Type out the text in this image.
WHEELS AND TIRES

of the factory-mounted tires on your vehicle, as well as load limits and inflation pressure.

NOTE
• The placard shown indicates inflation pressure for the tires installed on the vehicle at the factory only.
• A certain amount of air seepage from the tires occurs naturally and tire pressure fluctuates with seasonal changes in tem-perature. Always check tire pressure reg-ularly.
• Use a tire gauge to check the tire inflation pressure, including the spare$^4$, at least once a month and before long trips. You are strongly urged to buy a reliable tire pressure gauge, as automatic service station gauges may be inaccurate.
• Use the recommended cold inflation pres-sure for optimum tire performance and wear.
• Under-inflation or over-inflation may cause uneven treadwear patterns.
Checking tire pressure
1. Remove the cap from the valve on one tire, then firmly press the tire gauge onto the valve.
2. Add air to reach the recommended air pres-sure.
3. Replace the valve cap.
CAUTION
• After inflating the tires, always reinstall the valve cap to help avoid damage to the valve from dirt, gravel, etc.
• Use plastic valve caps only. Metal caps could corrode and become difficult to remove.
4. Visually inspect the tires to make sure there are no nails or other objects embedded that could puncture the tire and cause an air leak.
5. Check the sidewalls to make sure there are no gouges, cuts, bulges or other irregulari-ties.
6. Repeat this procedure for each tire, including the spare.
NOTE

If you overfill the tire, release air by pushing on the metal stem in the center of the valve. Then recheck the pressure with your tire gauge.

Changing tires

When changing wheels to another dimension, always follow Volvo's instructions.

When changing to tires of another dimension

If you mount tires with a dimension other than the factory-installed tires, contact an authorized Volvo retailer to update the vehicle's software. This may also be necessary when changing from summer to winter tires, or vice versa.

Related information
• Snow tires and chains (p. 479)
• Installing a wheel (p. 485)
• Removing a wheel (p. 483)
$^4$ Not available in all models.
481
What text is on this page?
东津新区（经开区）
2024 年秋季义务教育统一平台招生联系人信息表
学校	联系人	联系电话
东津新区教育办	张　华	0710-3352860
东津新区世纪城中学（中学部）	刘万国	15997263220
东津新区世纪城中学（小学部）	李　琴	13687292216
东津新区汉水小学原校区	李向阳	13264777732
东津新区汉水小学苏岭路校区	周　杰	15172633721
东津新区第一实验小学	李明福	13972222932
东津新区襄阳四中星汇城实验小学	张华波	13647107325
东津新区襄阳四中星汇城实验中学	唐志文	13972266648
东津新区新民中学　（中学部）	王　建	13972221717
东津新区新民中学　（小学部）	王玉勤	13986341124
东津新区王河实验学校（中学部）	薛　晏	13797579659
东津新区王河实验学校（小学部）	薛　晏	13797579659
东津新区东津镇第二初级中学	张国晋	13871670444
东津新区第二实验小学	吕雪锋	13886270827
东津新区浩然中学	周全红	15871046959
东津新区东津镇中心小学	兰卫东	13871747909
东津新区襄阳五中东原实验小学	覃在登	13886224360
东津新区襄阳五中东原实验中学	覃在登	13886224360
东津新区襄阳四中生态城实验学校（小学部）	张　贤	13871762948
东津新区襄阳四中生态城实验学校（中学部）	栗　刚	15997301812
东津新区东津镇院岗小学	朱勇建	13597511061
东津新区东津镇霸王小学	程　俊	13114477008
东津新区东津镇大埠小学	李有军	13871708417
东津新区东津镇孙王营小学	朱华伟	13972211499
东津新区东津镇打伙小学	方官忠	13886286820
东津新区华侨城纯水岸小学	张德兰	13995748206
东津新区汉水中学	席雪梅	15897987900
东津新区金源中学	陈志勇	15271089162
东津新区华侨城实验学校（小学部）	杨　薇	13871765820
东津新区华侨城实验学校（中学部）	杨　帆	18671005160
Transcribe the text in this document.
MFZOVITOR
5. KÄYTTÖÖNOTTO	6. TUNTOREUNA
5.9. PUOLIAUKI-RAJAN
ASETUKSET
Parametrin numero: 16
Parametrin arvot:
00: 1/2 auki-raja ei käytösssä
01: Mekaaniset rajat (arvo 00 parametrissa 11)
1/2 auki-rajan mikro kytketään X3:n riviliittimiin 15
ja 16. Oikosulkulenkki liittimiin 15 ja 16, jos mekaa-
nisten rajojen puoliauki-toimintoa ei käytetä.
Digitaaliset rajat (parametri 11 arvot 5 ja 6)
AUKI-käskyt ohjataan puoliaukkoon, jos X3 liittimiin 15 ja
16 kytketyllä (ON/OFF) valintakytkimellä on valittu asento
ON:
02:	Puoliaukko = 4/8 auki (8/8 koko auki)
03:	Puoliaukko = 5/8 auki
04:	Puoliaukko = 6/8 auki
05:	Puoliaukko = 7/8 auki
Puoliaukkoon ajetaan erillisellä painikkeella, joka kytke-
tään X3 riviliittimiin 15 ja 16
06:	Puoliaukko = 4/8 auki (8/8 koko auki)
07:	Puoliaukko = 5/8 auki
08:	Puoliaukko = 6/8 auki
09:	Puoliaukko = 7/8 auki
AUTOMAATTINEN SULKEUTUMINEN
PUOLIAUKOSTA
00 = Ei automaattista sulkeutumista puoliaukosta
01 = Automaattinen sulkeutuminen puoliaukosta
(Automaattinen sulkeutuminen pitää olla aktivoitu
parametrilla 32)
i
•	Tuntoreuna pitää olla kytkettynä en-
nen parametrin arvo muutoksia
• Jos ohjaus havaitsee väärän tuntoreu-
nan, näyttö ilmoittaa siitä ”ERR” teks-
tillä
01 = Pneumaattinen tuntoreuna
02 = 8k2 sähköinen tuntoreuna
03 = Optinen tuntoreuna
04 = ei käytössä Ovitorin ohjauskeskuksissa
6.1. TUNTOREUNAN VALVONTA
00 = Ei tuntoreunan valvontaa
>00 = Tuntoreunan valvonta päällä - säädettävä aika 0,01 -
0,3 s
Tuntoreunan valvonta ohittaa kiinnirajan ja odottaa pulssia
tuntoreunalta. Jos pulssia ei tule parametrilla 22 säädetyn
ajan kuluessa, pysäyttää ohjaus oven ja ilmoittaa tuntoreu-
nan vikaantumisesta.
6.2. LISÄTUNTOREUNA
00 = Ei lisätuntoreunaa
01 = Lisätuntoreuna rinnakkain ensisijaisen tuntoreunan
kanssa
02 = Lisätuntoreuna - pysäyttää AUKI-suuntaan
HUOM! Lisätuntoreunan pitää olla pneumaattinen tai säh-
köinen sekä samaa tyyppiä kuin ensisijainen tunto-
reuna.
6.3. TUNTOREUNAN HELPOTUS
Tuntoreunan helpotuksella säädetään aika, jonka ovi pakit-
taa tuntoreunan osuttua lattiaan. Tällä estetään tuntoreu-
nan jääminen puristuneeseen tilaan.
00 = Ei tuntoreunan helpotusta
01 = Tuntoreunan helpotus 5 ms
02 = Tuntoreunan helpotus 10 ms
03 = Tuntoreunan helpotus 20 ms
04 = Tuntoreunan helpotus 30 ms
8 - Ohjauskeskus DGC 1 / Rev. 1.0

## DO THIS
Your task is to output all of the data above word for word.

## EXERCISE ANSWER
Type out the text in this image.
WHEELS AND TIRES

of the factory-mounted tires on your vehicle, as well as load limits and inflation pressure.

NOTE
• The placard shown indicates inflation pressure for the tires installed on the vehicle at the factory only.
• A certain amount of air seepage from the tires occurs naturally and tire pressure fluctuates with seasonal changes in tem-perature. Always check tire pressure reg-ularly.
• Use a tire gauge to check the tire inflation pressure, including the spare$^4$, at least once a month and before long trips. You are strongly urged to buy a reliable tire pressure gauge, as automatic service station gauges may be inaccurate.
• Use the recommended cold inflation pres-sure for optimum tire performance and wear.
• Under-inflation or over-inflation may cause uneven treadwear patterns.
Checking tire pressure
1. Remove the cap from the valve on one tire, then firmly press the tire gauge onto the valve.
2. Add air to reach the recommended air pres-sure.
3. Replace the valve cap.
CAUTION
• After inflating the tires, always reinstall the valve cap to help avoid damage to the valve from dirt, gravel, etc.
• Use plastic valve caps only. Metal caps could corrode and become difficult to remove.
4. Visually inspect the tires to make sure there are no nails or other objects embedded that could puncture the tire and cause an air leak.
5. Check the sidewalls to make sure there are no gouges, cuts, bulges or other irregulari-ties.
6. Repeat this procedure for each tire, including the spare.
NOTE

If you overfill the tire, release air by pushing on the metal stem in the center of the valve. Then recheck the pressure with your tire gauge.

Changing tires

When changing wheels to another dimension, always follow Volvo's instructions.

When changing to tires of another dimension

If you mount tires with a dimension other than the factory-installed tires, contact an authorized Volvo retailer to update the vehicle's software. This may also be necessary when changing from summer to winter tires, or vice versa.

Related information
• Snow tires and chains (p. 479)
• Installing a wheel (p. 485)
• Removing a wheel (p. 483)
$^4$ Not available in all models.
481
What text is on this page?
东津新区（经开区）
2024 年秋季义务教育统一平台招生联系人信息表
学校	联系人	联系电话
东津新区教育办	张　华	0710-3352860
东津新区世纪城中学（中学部）	刘万国	15997263220
东津新区世纪城中学（小学部）	李　琴	13687292216
东津新区汉水小学原校区	李向阳	13264777732
东津新区汉水小学苏岭路校区	周　杰	15172633721
东津新区第一实验小学	李明福	13972222932
东津新区襄阳四中星汇城实验小学	张华波	13647107325
东津新区襄阳四中星汇城实验中学	唐志文	13972266648
东津新区新民中学　（中学部）	王　建	13972221717
东津新区新民中学　（小学部）	王玉勤	13986341124
东津新区王河实验学校（中学部）	薛　晏	13797579659
东津新区王河实验学校（小学部）	薛　晏	13797579659
东津新区东津镇第二初级中学	张国晋	13871670444
东津新区第二实验小学	吕雪锋	13886270827
东津新区浩然中学	周全红	15871046959
东津新区东津镇中心小学	兰卫东	13871747909
东津新区襄阳五中东原实验小学	覃在登	13886224360
东津新区襄阳五中东原实验中学	覃在登	13886224360
东津新区襄阳四中生态城实验学校（小学部）	张　贤	13871762948
东津新区襄阳四中生态城实验学校（中学部）	栗　刚	15997301812
东津新区东津镇院岗小学	朱勇建	13597511061
东津新区东津镇霸王小学	程　俊	13114477008
东津新区东津镇大埠小学	李有军	13871708417
东津新区东津镇孙王营小学	朱华伟	13972211499
东津新区东津镇打伙小学	方官忠	13886286820
东津新区华侨城纯水岸小学	张德兰	13995748206
东津新区汉水中学	席雪梅	15897987900
东津新区金源中学	陈志勇	15271089162
东津新区华侨城实验学校（小学部）	杨　薇	13871765820
东津新区华侨城实验学校（中学部）	杨　帆	18671005160
Transcribe the text in this document.
MFZOVITOR
5. KÄYTTÖÖNOTTO	6. TUNTOREUNA
5.9. PUOLIAUKI-RAJAN
ASETUKSET
Parametrin numero: 16
Parametrin arvot:
00: 1/2 auki-raja ei käytösssä
01: Mekaaniset rajat (arvo 00 parametrissa 11)
1/2 auki-rajan mikro kytketään X3:n riviliittimiin 15
ja 16. Oikosulkulenkki liittimiin 15 ja 16, jos mekaa-
nisten rajojen puoliauki-toimintoa ei käytetä.
Digitaaliset rajat (parametri 11 arvot 5 ja 6)
AUKI-käskyt ohjataan puoliaukkoon, jos X3 liittimiin 15 ja
16 kytketyllä (ON/OFF) valintakytkimellä on valittu asento
ON:
02:	Puoliaukko = 4/8 auki (8/8 koko auki)
03:	Puoliaukko = 5/8 auki
04:	Puoliaukko = 6/8 auki
05:	Puoliaukko = 7/8 auki
Puoliaukkoon ajetaan erillisellä painikkeella, joka kytke-
tään X3 riviliittimiin 15 ja 16
06:	Puoliaukko = 4/8 auki (8/8 koko auki)
07:	Puoliaukko = 5/8 auki
08:	Puoliaukko = 6/8 auki
09:	Puoliaukko = 7/8 auki
AUTOMAATTINEN SULKEUTUMINEN
PUOLIAUKOSTA
00 = Ei automaattista sulkeutumista puoliaukosta
01 = Automaattinen sulkeutuminen puoliaukosta
(Automaattinen sulkeutuminen pitää olla aktivoitu
parametrilla 32)
i
•	Tuntoreuna pitää olla kytkettynä en-
nen parametrin arvo muutoksia
• Jos ohjaus havaitsee väärän tuntoreu-
nan, näyttö ilmoittaa siitä ”ERR” teks-
tillä
01 = Pneumaattinen tuntoreuna
02 = 8k2 sähköinen tuntoreuna
03 = Optinen tuntoreuna
04 = ei käytössä Ovitorin ohjauskeskuksissa
6.1. TUNTOREUNAN VALVONTA
00 = Ei tuntoreunan valvontaa
>00 = Tuntoreunan valvonta päällä - säädettävä aika 0,01 -
0,3 s
Tuntoreunan valvonta ohittaa kiinnirajan ja odottaa pulssia
tuntoreunalta. Jos pulssia ei tule parametrilla 22 säädetyn
ajan kuluessa, pysäyttää ohjaus oven ja ilmoittaa tuntoreu-
nan vikaantumisesta.
6.2. LISÄTUNTOREUNA
00 = Ei lisätuntoreunaa
01 = Lisätuntoreuna rinnakkain ensisijaisen tuntoreunan
kanssa
02 = Lisätuntoreuna - pysäyttää AUKI-suuntaan
HUOM! Lisätuntoreunan pitää olla pneumaattinen tai säh-
köinen sekä samaa tyyppiä kuin ensisijainen tunto-
reuna.
6.3. TUNTOREUNAN HELPOTUS
Tuntoreunan helpotuksella säädetään aika, jonka ovi pakit-
taa tuntoreunan osuttua lattiaan. Tällä estetään tuntoreu-
nan jääminen puristuneeseen tilaan.
00 = Ei tuntoreunan helpotusta
01 = Tuntoreunan helpotus 5 ms
02 = Tuntoreunan helpotus 10 ms
03 = Tuntoreunan helpotus 20 ms
04 = Tuntoreunan helpotus 30 ms
8 - Ohjauskeskus DGC 1 / Rev. 1.0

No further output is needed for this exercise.